EXERCISE OBJECTIVE: Make an exact copy of the records, with the pictures left out.

----------------------------------------

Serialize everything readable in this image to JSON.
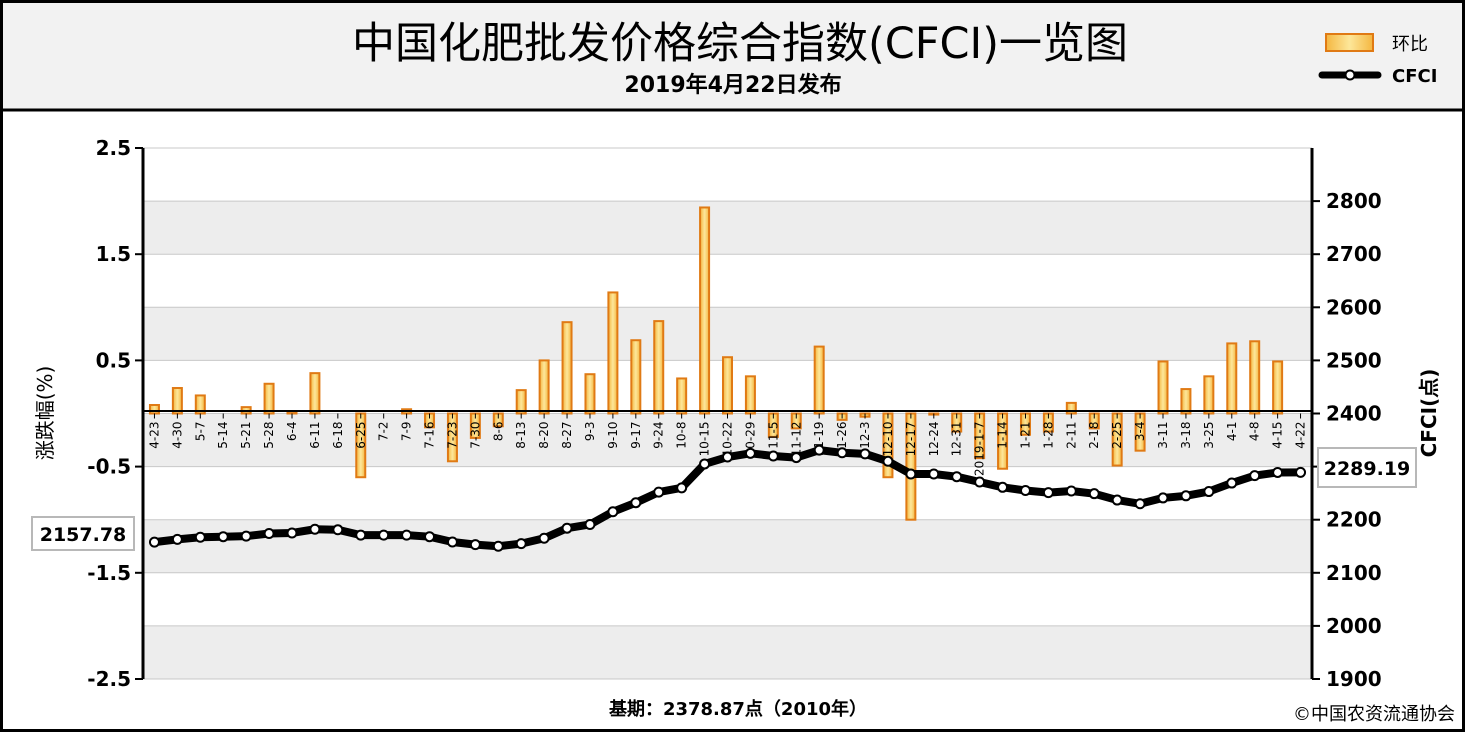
{
  "header": {
    "title": "中国化肥批发价格综合指数(CFCI)一览图",
    "subtitle": "2019年4月22日发布"
  },
  "legend": {
    "bar_label": "环比",
    "line_label": "CFCI"
  },
  "axes": {
    "left_label": "涨跌幅(%)",
    "right_label": "CFCI(点)"
  },
  "footer": {
    "base_period": "基期：2378.87点（2010年）",
    "copyright": "©中国农资流通协会"
  },
  "callouts": {
    "start": "2157.78",
    "end": "2289.19"
  },
  "colors": {
    "bar_fill": "#f6c94a",
    "bar_stroke": "#e07a14",
    "line": "#000000",
    "grid_band": "#ededed"
  },
  "chart_data": {
    "type": "bar+line",
    "categories": [
      "4-23",
      "4-30",
      "5-7",
      "5-14",
      "5-21",
      "5-28",
      "6-4",
      "6-11",
      "6-18",
      "6-25",
      "7-2",
      "7-9",
      "7-16",
      "7-23",
      "7-30",
      "8-6",
      "8-13",
      "8-20",
      "8-27",
      "9-3",
      "9-10",
      "9-17",
      "9-24",
      "10-8",
      "10-15",
      "10-22",
      "10-29",
      "11-5",
      "11-12",
      "11-19",
      "11-26",
      "12-3",
      "12-10",
      "12-17",
      "12-24",
      "12-31",
      "2019-1-7",
      "1-14",
      "1-21",
      "1-28",
      "2-11",
      "2-18",
      "2-25",
      "3-4",
      "3-11",
      "3-18",
      "3-25",
      "4-1",
      "4-8",
      "4-15",
      "4-22"
    ],
    "series": [
      {
        "name": "环比",
        "axis": "left",
        "values": [
          0.08,
          0.24,
          0.17,
          0.0,
          0.06,
          0.28,
          0.02,
          0.38,
          0.0,
          -0.6,
          0.0,
          0.04,
          -0.13,
          -0.45,
          -0.23,
          -0.12,
          0.22,
          0.5,
          0.86,
          0.37,
          1.14,
          0.69,
          0.87,
          0.33,
          1.94,
          0.53,
          0.35,
          -0.22,
          -0.14,
          0.63,
          -0.06,
          -0.03,
          -0.6,
          -1.0,
          -0.01,
          -0.17,
          -0.42,
          -0.52,
          -0.2,
          -0.17,
          0.1,
          -0.14,
          -0.49,
          -0.35,
          0.49,
          0.23,
          0.35,
          0.66,
          0.68,
          0.49,
          0.0
        ]
      },
      {
        "name": "CFCI",
        "axis": "right",
        "values": [
          2157.78,
          2163,
          2167,
          2168,
          2169,
          2174,
          2175,
          2182,
          2181,
          2171,
          2171,
          2171,
          2168,
          2158,
          2153,
          2150,
          2155,
          2165,
          2184,
          2191,
          2215,
          2232,
          2252,
          2260,
          2305,
          2318,
          2325,
          2320,
          2317,
          2331,
          2326,
          2324,
          2310,
          2286,
          2286,
          2281,
          2271,
          2261,
          2255,
          2251,
          2254,
          2249,
          2237,
          2230,
          2241,
          2245,
          2253,
          2269,
          2283,
          2289,
          2289.19
        ]
      }
    ],
    "ylim_left": [
      -2.5,
      2.5
    ],
    "yticks_left": [
      "2.5",
      "1.5",
      "0.5",
      "-0.5",
      "-1.5",
      "-2.5"
    ],
    "ylim_right": [
      1900,
      2900
    ],
    "yticks_right": [
      "2800",
      "2700",
      "2600",
      "2500",
      "2400",
      "2300",
      "2200",
      "2100",
      "2000",
      "1900"
    ],
    "legend_position": "top-right",
    "grid": "horizontal bands"
  }
}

----------------------------------------

WRITTEN REPLY:
Serialize everything readable in this image to JSON.
{
  "header": {
    "title": "中国化肥批发价格综合指数(CFCI)一览图",
    "subtitle": "2019年4月22日发布"
  },
  "legend": {
    "bar_label": "环比",
    "line_label": "CFCI"
  },
  "axes": {
    "left_label": "涨跌幅(%)",
    "right_label": "CFCI(点)"
  },
  "footer": {
    "base_period": "基期：2378.87点（2010年）",
    "copyright": "©中国农资流通协会"
  },
  "callouts": {
    "start": "2157.78",
    "end": "2289.19"
  },
  "colors": {
    "bar_fill": "#f6c94a",
    "bar_stroke": "#e07a14",
    "line": "#000000",
    "grid_band": "#ededed"
  },
  "chart_data": {
    "type": "bar+line",
    "categories": [
      "4-23",
      "4-30",
      "5-7",
      "5-14",
      "5-21",
      "5-28",
      "6-4",
      "6-11",
      "6-18",
      "6-25",
      "7-2",
      "7-9",
      "7-16",
      "7-23",
      "7-30",
      "8-6",
      "8-13",
      "8-20",
      "8-27",
      "9-3",
      "9-10",
      "9-17",
      "9-24",
      "10-8",
      "10-15",
      "10-22",
      "10-29",
      "11-5",
      "11-12",
      "11-19",
      "11-26",
      "12-3",
      "12-10",
      "12-17",
      "12-24",
      "12-31",
      "2019-1-7",
      "1-14",
      "1-21",
      "1-28",
      "2-11",
      "2-18",
      "2-25",
      "3-4",
      "3-11",
      "3-18",
      "3-25",
      "4-1",
      "4-8",
      "4-15",
      "4-22"
    ],
    "series": [
      {
        "name": "环比",
        "axis": "left",
        "values": [
          0.08,
          0.24,
          0.17,
          0.0,
          0.06,
          0.28,
          0.02,
          0.38,
          0.0,
          -0.6,
          0.0,
          0.04,
          -0.13,
          -0.45,
          -0.23,
          -0.12,
          0.22,
          0.5,
          0.86,
          0.37,
          1.14,
          0.69,
          0.87,
          0.33,
          1.94,
          0.53,
          0.35,
          -0.22,
          -0.14,
          0.63,
          -0.06,
          -0.03,
          -0.6,
          -1.0,
          -0.01,
          -0.17,
          -0.42,
          -0.52,
          -0.2,
          -0.17,
          0.1,
          -0.14,
          -0.49,
          -0.35,
          0.49,
          0.23,
          0.35,
          0.66,
          0.68,
          0.49,
          0.0
        ]
      },
      {
        "name": "CFCI",
        "axis": "right",
        "values": [
          2157.78,
          2163,
          2167,
          2168,
          2169,
          2174,
          2175,
          2182,
          2181,
          2171,
          2171,
          2171,
          2168,
          2158,
          2153,
          2150,
          2155,
          2165,
          2184,
          2191,
          2215,
          2232,
          2252,
          2260,
          2305,
          2318,
          2325,
          2320,
          2317,
          2331,
          2326,
          2324,
          2310,
          2286,
          2286,
          2281,
          2271,
          2261,
          2255,
          2251,
          2254,
          2249,
          2237,
          2230,
          2241,
          2245,
          2253,
          2269,
          2283,
          2289,
          2289.19
        ]
      }
    ],
    "ylim_left": [
      -2.5,
      2.5
    ],
    "yticks_left": [
      "2.5",
      "1.5",
      "0.5",
      "-0.5",
      "-1.5",
      "-2.5"
    ],
    "ylim_right": [
      1900,
      2900
    ],
    "yticks_right": [
      "2800",
      "2700",
      "2600",
      "2500",
      "2400",
      "2300",
      "2200",
      "2100",
      "2000",
      "1900"
    ],
    "legend_position": "top-right",
    "grid": "horizontal bands"
  }
}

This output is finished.